- Written problem
Transcribe every line of the records verbatim.

- Source material
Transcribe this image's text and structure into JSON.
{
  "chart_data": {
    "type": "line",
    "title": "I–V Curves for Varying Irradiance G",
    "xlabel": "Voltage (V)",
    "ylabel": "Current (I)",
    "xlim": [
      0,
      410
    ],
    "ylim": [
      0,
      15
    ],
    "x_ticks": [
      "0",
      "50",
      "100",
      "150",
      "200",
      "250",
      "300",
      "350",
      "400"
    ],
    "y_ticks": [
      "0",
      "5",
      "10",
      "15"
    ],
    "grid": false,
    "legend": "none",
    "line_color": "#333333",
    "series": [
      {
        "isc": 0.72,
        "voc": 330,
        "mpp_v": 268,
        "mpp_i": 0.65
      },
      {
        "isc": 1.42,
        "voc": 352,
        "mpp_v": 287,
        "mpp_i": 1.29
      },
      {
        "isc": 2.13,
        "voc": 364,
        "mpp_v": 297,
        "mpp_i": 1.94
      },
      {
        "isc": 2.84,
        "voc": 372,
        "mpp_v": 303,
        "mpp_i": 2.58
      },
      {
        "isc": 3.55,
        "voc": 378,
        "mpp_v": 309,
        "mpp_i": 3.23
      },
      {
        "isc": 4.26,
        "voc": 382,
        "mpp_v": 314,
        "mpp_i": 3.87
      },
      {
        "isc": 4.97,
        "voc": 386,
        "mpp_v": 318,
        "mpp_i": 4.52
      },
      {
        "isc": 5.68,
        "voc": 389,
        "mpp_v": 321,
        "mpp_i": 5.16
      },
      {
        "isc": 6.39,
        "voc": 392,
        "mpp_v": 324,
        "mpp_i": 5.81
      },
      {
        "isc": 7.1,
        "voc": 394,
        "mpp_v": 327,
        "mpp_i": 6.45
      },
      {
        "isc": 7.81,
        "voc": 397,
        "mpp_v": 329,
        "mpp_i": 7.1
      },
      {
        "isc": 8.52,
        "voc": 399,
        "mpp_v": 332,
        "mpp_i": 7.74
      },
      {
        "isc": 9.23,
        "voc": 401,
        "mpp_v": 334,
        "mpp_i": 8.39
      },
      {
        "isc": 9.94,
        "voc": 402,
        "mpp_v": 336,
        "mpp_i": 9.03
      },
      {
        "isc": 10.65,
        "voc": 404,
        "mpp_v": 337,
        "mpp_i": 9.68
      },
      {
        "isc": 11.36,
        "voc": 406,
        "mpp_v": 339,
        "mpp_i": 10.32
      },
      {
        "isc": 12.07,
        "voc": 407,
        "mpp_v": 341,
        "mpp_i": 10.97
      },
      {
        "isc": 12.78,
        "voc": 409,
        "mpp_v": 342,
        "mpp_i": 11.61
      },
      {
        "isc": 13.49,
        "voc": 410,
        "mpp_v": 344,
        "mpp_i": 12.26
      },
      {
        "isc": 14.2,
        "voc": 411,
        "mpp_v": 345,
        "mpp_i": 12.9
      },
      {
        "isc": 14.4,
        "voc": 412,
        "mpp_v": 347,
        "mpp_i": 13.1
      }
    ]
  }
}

- Answer to this exercise
Transcribe this image's text and structure into JSON.
{
  "chart_data": {
    "type": "line",
    "title": "I–V Curves for Varying Irradiance G",
    "xlabel": "Voltage (V)",
    "ylabel": "Current (I)",
    "xlim": [
      0,
      410
    ],
    "ylim": [
      0,
      15
    ],
    "x_ticks": [
      "0",
      "50",
      "100",
      "150",
      "200",
      "250",
      "300",
      "350",
      "400"
    ],
    "y_ticks": [
      "0",
      "5",
      "10",
      "15"
    ],
    "grid": false,
    "legend": "none",
    "line_color": "#333333",
    "series": [
      {
        "isc": 0.72,
        "voc": 330,
        "mpp_v": 268,
        "mpp_i": 0.65
      },
      {
        "isc": 1.42,
        "voc": 352,
        "mpp_v": 287,
        "mpp_i": 1.29
      },
      {
        "isc": 2.13,
        "voc": 364,
        "mpp_v": 297,
        "mpp_i": 1.94
      },
      {
        "isc": 2.84,
        "voc": 372,
        "mpp_v": 303,
        "mpp_i": 2.58
      },
      {
        "isc": 3.55,
        "voc": 378,
        "mpp_v": 309,
        "mpp_i": 3.23
      },
      {
        "isc": 4.26,
        "voc": 382,
        "mpp_v": 314,
        "mpp_i": 3.87
      },
      {
        "isc": 4.97,
        "voc": 386,
        "mpp_v": 318,
        "mpp_i": 4.52
      },
      {
        "isc": 5.68,
        "voc": 389,
        "mpp_v": 321,
        "mpp_i": 5.16
      },
      {
        "isc": 6.39,
        "voc": 392,
        "mpp_v": 324,
        "mpp_i": 5.81
      },
      {
        "isc": 7.1,
        "voc": 394,
        "mpp_v": 327,
        "mpp_i": 6.45
      },
      {
        "isc": 7.81,
        "voc": 397,
        "mpp_v": 329,
        "mpp_i": 7.1
      },
      {
        "isc": 8.52,
        "voc": 399,
        "mpp_v": 332,
        "mpp_i": 7.74
      },
      {
        "isc": 9.23,
        "voc": 401,
        "mpp_v": 334,
        "mpp_i": 8.39
      },
      {
        "isc": 9.94,
        "voc": 402,
        "mpp_v": 336,
        "mpp_i": 9.03
      },
      {
        "isc": 10.65,
        "voc": 404,
        "mpp_v": 337,
        "mpp_i": 9.68
      },
      {
        "isc": 11.36,
        "voc": 406,
        "mpp_v": 339,
        "mpp_i": 10.32
      },
      {
        "isc": 12.07,
        "voc": 407,
        "mpp_v": 341,
        "mpp_i": 10.97
      },
      {
        "isc": 12.78,
        "voc": 409,
        "mpp_v": 342,
        "mpp_i": 11.61
      },
      {
        "isc": 13.49,
        "voc": 410,
        "mpp_v": 344,
        "mpp_i": 12.26
      },
      {
        "isc": 14.2,
        "voc": 411,
        "mpp_v": 345,
        "mpp_i": 12.9
      },
      {
        "isc": 14.4,
        "voc": 412,
        "mpp_v": 347,
        "mpp_i": 13.1
      }
    ]
  }
}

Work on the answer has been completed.